- **Document segment**
** BEGIN **

Researchers from Penn's Department of Physics and Astronomy have developed a new method for better understanding the relationship between a star's chemical composition and planet formation. The study was led by recent graduate Jacob Nibauer for his senior thesis with Bhuvnesh Jain and was co-supervised by former Penn postdoc Eric Baxter.
The researchers found that the majority of stars in their dataset are similar in composition to the sun, somewhat at odds with earlier work and implying that many stars in the Milky Way could host their own Earth-like planets. These results were presented at the 238th American Astronomical Society conference and also published in The Astrophysical Journal.
The most common technique for finding exoplanets, ones that exist outside of the solar system, involves the transit method, when an exoplanet moves between its star and the observer and causes a dip in the star's brightness. While most of the known exoplanets have been discovered using this method, this approach is limited because exoplanets can only be detected when their orbit and the observer are perfectly aligned and have short enough orbiting periods. The second most powerful technique, the radial velocity or Doppler method, has other limitations in its ability to find planets.

** END **

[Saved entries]
** BEGIN **

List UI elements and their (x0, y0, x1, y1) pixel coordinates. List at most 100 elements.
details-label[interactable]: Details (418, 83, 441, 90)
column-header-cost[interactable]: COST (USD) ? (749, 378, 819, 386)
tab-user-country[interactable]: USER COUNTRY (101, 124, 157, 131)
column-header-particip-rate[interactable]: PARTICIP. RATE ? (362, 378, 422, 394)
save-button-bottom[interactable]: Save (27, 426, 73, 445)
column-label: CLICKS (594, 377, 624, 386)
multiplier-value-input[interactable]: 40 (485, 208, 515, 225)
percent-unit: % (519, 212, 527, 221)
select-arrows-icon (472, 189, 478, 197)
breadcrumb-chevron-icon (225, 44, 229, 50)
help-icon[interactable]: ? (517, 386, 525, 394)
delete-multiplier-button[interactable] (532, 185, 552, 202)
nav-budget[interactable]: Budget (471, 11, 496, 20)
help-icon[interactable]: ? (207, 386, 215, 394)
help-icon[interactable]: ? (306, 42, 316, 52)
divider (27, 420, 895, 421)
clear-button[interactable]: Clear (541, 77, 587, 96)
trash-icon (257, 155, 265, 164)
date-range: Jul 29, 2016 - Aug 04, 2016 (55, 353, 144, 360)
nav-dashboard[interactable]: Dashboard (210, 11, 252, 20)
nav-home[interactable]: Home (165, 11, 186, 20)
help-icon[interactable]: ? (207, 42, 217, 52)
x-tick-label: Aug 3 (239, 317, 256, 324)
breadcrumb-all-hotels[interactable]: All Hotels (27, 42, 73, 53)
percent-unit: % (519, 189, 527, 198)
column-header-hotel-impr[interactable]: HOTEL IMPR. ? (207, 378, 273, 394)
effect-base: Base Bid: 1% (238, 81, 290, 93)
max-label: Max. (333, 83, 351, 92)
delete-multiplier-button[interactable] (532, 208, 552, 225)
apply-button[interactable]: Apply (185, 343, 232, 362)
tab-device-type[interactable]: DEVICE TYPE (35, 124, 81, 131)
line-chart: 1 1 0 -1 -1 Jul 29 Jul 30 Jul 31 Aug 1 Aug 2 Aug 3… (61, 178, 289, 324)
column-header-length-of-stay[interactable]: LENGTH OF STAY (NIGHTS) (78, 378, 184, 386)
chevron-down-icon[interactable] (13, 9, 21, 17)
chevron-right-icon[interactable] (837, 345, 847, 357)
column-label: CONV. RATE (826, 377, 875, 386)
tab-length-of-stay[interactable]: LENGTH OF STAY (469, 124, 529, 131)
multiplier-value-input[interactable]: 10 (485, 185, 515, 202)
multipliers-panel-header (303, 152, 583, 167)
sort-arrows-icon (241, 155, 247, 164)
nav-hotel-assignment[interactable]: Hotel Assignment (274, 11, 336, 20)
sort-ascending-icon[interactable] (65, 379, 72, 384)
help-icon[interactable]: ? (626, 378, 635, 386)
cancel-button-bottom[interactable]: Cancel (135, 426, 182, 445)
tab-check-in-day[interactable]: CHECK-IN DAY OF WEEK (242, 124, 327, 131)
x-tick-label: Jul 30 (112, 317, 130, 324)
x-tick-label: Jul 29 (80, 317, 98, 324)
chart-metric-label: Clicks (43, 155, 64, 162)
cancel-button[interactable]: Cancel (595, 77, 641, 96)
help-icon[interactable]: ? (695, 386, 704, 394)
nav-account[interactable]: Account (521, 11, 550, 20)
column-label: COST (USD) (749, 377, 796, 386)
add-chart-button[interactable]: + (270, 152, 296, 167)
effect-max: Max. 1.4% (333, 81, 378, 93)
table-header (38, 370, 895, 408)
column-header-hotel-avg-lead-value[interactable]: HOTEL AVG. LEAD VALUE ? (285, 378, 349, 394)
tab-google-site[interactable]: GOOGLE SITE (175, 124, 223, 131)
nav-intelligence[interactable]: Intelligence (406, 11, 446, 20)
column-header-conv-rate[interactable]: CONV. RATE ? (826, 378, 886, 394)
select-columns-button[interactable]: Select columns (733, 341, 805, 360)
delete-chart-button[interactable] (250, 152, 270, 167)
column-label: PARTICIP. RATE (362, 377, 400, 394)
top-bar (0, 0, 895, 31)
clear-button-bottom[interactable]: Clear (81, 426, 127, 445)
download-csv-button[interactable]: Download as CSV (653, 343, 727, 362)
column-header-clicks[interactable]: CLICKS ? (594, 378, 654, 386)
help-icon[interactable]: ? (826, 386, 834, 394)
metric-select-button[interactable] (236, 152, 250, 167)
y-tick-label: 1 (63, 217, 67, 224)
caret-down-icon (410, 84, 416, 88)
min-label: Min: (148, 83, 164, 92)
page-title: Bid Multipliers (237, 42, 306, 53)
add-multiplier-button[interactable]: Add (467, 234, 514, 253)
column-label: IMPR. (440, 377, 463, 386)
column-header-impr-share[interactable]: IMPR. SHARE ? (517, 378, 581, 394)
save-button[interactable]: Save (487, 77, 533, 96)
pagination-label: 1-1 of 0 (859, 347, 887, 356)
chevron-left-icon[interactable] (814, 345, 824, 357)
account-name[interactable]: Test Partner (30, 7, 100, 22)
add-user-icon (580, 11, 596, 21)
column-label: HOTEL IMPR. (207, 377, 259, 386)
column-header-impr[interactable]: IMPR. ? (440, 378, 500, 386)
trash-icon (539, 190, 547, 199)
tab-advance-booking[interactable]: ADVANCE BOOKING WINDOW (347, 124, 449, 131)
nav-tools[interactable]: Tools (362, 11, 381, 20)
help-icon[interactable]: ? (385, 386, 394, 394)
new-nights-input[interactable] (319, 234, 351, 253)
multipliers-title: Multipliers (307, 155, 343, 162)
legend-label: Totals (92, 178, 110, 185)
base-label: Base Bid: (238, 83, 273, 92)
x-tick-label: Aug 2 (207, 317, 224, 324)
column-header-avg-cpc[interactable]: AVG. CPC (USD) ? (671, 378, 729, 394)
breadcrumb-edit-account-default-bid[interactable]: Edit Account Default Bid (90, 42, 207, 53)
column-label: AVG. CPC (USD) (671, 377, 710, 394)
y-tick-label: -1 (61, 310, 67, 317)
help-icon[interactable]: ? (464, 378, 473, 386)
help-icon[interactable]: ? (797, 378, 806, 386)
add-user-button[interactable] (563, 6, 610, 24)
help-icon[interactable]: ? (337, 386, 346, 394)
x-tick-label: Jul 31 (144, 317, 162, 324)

** END **

- **Goal A**
Return the article on star composition and planet formation word for word.
- **Goal B**
Retype the part of the records that opens with their first line and closes with the line containing "help-icon[interactable]: ? (207, 42, 217, 52)", including both of those lines and nothing else.

- **Written reply A**
Researchers from Penn's Department of Physics and Astronomy have developed a new method for better understanding the relationship between a star's chemical composition and planet formation. The study was led by recent graduate Jacob Nibauer for his senior thesis with Bhuvnesh Jain and was co-supervised by former Penn postdoc Eric Baxter.
The researchers found that the majority of stars in their dataset are similar in composition to the sun, somewhat at odds with earlier work and implying that many stars in the Milky Way could host their own Earth-like planets. These results were presented at the 238th American Astronomical Society conference and also published in The Astrophysical Journal.
The most common technique for finding exoplanets, ones that exist outside of the solar system, involves the transit method, when an exoplanet moves between its star and the observer and causes a dip in the star's brightness. While most of the known exoplanets have been discovered using this method, this approach is limited because exoplanets can only be detected when their orbit and the observer are perfectly aligned and have short enough orbiting periods. The second most powerful technique, the radial velocity or Doppler method, has other limitations in its ability to find planets.

- **Written reply B**
List UI elements and their (x0, y0, x1, y1) pixel coordinates. List at most 100 elements.
details-label[interactable]: Details (418, 83, 441, 90)
column-header-cost[interactable]: COST (USD) ? (749, 378, 819, 386)
tab-user-country[interactable]: USER COUNTRY (101, 124, 157, 131)
column-header-particip-rate[interactable]: PARTICIP. RATE ? (362, 378, 422, 394)
save-button-bottom[interactable]: Save (27, 426, 73, 445)
column-label: CLICKS (594, 377, 624, 386)
multiplier-value-input[interactable]: 40 (485, 208, 515, 225)
percent-unit: % (519, 212, 527, 221)
select-arrows-icon (472, 189, 478, 197)
breadcrumb-chevron-icon (225, 44, 229, 50)
help-icon[interactable]: ? (517, 386, 525, 394)
delete-multiplier-button[interactable] (532, 185, 552, 202)
nav-budget[interactable]: Budget (471, 11, 496, 20)
help-icon[interactable]: ? (207, 386, 215, 394)
help-icon[interactable]: ? (306, 42, 316, 52)
divider (27, 420, 895, 421)
clear-button[interactable]: Clear (541, 77, 587, 96)
trash-icon (257, 155, 265, 164)
date-range: Jul 29, 2016 - Aug 04, 2016 (55, 353, 144, 360)
nav-dashboard[interactable]: Dashboard (210, 11, 252, 20)
nav-home[interactable]: Home (165, 11, 186, 20)
help-icon[interactable]: ? (207, 42, 217, 52)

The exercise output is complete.